#### Tasks to complete
1) In the article on Big Data and hotels, which product sells more at Walmart after a hurricane warning?
2) Pick up the article on Big Data and hotels after its final sentence and carry it forward.
─── Text ───
FCS BuZZ Quarterly Newsletter, Volume 9, May 2013
Tips & Forward Thinking
Big Data and How It Impacts Hotels
By Professor Bing Pan
Visiting Associate Professor, School of Hotel and Tourism Management
Hong Kong Polytechnic University
You might have heard about the hot phrase of "Big Data" these days and are wondering what it is. Is it related to me? Is it just another catching IT term which comes and goes on a monthly basis? Will I miss an important opportunity for my hotel if I don't heed its rising and applications?
Big Data simply refers to the large amount of data generated in our current world every day, and on top of that, the new ways of storing, retrieving, and analyzing them, predicting people's behavior, and optimizing business operations. Big Data does not only mean "more data", the scale of data generation induces a paradigm change: new business insights that do not come from the sampling and surveying of your customers, but from their aggregated digital footprints of actual behavior. In addition, we may not know the causality relationship between certain data and our revenue or profit; we simply need to know the correlations. For example, if knowing that changing the carpet in our hotel lobby from green to orange will increase our occupancy by 5%, we will simply change the carpet to orange without asking why! Of course this is just one odd example and you rarely find such extreme cases - but who knows!
Researchers found out that in the United States, a hurricane warning will increase the sales of strawberry-flavored pop-tarts in Walmart. Of course we can speculate the reasons but it is not necessary nor easy for a business person to engage in a serious investigation. Walmart simply put out strawberry-flavored pop-tarts whenever the National Hurricane Center issues a warning and enjoys a sales increase. This is one example of the impact of Big Data: when combining large amount of data from different sources together, unexpected patterns may emerge.
─── Record excerpts ───
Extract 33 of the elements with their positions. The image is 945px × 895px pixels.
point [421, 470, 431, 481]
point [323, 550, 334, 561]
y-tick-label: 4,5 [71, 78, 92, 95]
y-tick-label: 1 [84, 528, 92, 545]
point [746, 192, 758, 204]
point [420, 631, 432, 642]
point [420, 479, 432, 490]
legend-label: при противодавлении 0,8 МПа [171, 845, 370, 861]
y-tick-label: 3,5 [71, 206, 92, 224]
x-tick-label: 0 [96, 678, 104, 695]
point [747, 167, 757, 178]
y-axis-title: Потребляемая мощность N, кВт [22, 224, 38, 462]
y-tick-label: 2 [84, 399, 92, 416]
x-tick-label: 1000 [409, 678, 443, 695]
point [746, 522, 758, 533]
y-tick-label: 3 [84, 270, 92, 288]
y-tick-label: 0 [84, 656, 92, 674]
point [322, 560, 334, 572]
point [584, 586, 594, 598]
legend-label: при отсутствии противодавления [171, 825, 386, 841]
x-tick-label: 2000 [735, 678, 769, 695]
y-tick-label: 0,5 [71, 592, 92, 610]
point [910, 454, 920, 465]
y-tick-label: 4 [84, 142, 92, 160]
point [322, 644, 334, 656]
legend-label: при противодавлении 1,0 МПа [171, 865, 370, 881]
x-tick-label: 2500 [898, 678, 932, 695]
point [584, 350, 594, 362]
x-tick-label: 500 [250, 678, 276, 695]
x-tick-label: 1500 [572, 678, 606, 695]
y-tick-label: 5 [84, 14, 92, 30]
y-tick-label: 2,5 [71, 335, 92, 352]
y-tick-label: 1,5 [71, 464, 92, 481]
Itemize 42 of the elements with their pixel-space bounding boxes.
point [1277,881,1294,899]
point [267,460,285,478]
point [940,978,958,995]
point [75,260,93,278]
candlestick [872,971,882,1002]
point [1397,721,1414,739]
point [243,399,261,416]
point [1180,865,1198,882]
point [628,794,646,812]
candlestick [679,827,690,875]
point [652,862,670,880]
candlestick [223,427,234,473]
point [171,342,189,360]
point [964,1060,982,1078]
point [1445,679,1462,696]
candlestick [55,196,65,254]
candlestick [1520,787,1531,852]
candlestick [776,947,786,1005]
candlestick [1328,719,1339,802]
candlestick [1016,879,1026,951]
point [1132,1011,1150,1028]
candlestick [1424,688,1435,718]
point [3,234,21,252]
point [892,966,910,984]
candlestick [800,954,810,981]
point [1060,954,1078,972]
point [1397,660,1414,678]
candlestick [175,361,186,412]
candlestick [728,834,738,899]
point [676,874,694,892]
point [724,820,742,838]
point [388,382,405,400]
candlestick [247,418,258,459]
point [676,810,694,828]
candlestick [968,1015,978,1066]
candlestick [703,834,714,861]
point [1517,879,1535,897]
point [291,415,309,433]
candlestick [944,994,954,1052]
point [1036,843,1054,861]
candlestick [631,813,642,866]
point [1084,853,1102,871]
───
#### Replies
1) Strawberry-flavored pop-tarts.

2)
Think about the data your guests generated every day: your website's log data, the hotel App's log data, the call center logs, the amount of traffic in the lobby, the sales records for all the venues in the hotel, search engine query volumes for your brand, social media mentions, your potential guests' location data, etc. All these are indictors of your customers' likes and dislikes, motivations, travel planning behavior, and actual stay experience. You might have already paid attention to a few of these data sources. However, combining them together will make the data even more powerful and telling. For example, researchers have found that search engine query volume for a certain destination will predict the area's average occupancy in the coming four weeks; similar studies showed that the web traffic of a destination marketing organization also predict the average occupancy of that area. It will be reasonable to assume that your hotel's website traffic will be an important indicator of your occupancy and demand in the near future. More importantly, combining these data sources with social media content will be more likely to generate a more accurate forecasting for your hotel's occupancy.
In summary, a hotelier can utilize Big Data in the following ways:
1. Understanding your guests. What are their likes and dislikes? How do they plan their stay? When do they start booking their hotel rooms? What are the service weaknesses which impact your occupancy and revenue?
2. Predicting your customers' activities and future business performance. How likely that you will have a overbooked hotel in a busy season? Will you need to hire more hourly staff to handle them? How much increase in occupancy you can expect in the Food and Wine festival period next month?
3. How to personalize your service and improving customer experience? Through Big Data, you probably could target each individual guest's likes and dislikes and really achieve the market size of one. You can capture their word-of-mouth and trip planning from various sources, ensuring you know more about each guest!
4. How to optimize business operations? What are the key predictors of our hotel's occupancy and revenue? How can we design our marketing and operation strategy to improve those key predictors?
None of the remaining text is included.